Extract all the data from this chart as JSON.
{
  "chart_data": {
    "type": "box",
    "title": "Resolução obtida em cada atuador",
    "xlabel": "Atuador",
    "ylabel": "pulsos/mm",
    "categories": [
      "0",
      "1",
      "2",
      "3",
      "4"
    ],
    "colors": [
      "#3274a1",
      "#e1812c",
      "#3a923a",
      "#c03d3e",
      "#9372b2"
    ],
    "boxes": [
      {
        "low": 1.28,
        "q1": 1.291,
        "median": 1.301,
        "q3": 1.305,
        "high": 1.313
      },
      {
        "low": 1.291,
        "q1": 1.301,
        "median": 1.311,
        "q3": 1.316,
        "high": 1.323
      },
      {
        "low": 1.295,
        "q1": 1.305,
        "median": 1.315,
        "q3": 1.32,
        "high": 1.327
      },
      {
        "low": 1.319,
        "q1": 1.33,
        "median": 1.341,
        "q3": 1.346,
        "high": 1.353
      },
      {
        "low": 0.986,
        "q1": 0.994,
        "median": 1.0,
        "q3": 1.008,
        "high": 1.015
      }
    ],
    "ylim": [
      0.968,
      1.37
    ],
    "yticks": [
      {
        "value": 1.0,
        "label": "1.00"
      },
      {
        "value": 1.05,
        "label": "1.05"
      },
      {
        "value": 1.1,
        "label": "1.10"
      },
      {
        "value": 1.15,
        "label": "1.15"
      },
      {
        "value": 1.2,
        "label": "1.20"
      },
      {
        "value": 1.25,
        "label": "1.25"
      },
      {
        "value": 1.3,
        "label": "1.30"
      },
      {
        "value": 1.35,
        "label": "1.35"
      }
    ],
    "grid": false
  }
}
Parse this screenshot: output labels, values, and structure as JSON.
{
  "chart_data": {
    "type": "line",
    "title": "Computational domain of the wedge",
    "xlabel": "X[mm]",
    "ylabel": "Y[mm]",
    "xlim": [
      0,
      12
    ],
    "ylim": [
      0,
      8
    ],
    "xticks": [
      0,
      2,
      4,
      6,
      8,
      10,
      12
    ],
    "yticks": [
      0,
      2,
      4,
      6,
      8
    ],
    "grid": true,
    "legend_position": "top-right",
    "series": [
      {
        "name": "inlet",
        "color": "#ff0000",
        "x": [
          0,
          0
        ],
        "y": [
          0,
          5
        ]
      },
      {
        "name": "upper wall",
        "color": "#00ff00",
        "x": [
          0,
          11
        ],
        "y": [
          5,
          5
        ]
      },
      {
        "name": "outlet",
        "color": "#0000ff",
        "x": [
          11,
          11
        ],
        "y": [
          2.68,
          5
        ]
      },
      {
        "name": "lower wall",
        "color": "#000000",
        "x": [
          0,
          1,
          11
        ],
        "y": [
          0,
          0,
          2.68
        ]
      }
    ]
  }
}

-- -- --

Could you reproduce every record above exactly as it appears?

Extract all the data from this chart as JSON.
{
  "chart_data": {
    "type": "box",
    "title": "Resolução obtida em cada atuador",
    "xlabel": "Atuador",
    "ylabel": "pulsos/mm",
    "categories": [
      "0",
      "1",
      "2",
      "3",
      "4"
    ],
    "colors": [
      "#3274a1",
      "#e1812c",
      "#3a923a",
      "#c03d3e",
      "#9372b2"
    ],
    "boxes": [
      {
        "low": 1.28,
        "q1": 1.291,
        "median": 1.301,
        "q3": 1.305,
        "high": 1.313
      },
      {
        "low": 1.291,
        "q1": 1.301,
        "median": 1.311,
        "q3": 1.316,
        "high": 1.323
      },
      {
        "low": 1.295,
        "q1": 1.305,
        "median": 1.315,
        "q3": 1.32,
        "high": 1.327
      },
      {
        "low": 1.319,
        "q1": 1.33,
        "median": 1.341,
        "q3": 1.346,
        "high": 1.353
      },
      {
        "low": 0.986,
        "q1": 0.994,
        "median": 1.0,
        "q3": 1.008,
        "high": 1.015
      }
    ],
    "ylim": [
      0.968,
      1.37
    ],
    "yticks": [
      {
        "value": 1.0,
        "label": "1.00"
      },
      {
        "value": 1.05,
        "label": "1.05"
      },
      {
        "value": 1.1,
        "label": "1.10"
      },
      {
        "value": 1.15,
        "label": "1.15"
      },
      {
        "value": 1.2,
        "label": "1.20"
      },
      {
        "value": 1.25,
        "label": "1.25"
      },
      {
        "value": 1.3,
        "label": "1.30"
      },
      {
        "value": 1.35,
        "label": "1.35"
      }
    ],
    "grid": false
  }
}
Parse this screenshot: output labels, values, and structure as JSON.
{
  "chart_data": {
    "type": "line",
    "title": "Computational domain of the wedge",
    "xlabel": "X[mm]",
    "ylabel": "Y[mm]",
    "xlim": [
      0,
      12
    ],
    "ylim": [
      0,
      8
    ],
    "xticks": [
      0,
      2,
      4,
      6,
      8,
      10,
      12
    ],
    "yticks": [
      0,
      2,
      4,
      6,
      8
    ],
    "grid": true,
    "legend_position": "top-right",
    "series": [
      {
        "name": "inlet",
        "color": "#ff0000",
        "x": [
          0,
          0
        ],
        "y": [
          0,
          5
        ]
      },
      {
        "name": "upper wall",
        "color": "#00ff00",
        "x": [
          0,
          11
        ],
        "y": [
          5,
          5
        ]
      },
      {
        "name": "outlet",
        "color": "#0000ff",
        "x": [
          11,
          11
        ],
        "y": [
          2.68,
          5
        ]
      },
      {
        "name": "lower wall",
        "color": "#000000",
        "x": [
          0,
          1,
          11
        ],
        "y": [
          0,
          0,
          2.68
        ]
      }
    ]
  }
}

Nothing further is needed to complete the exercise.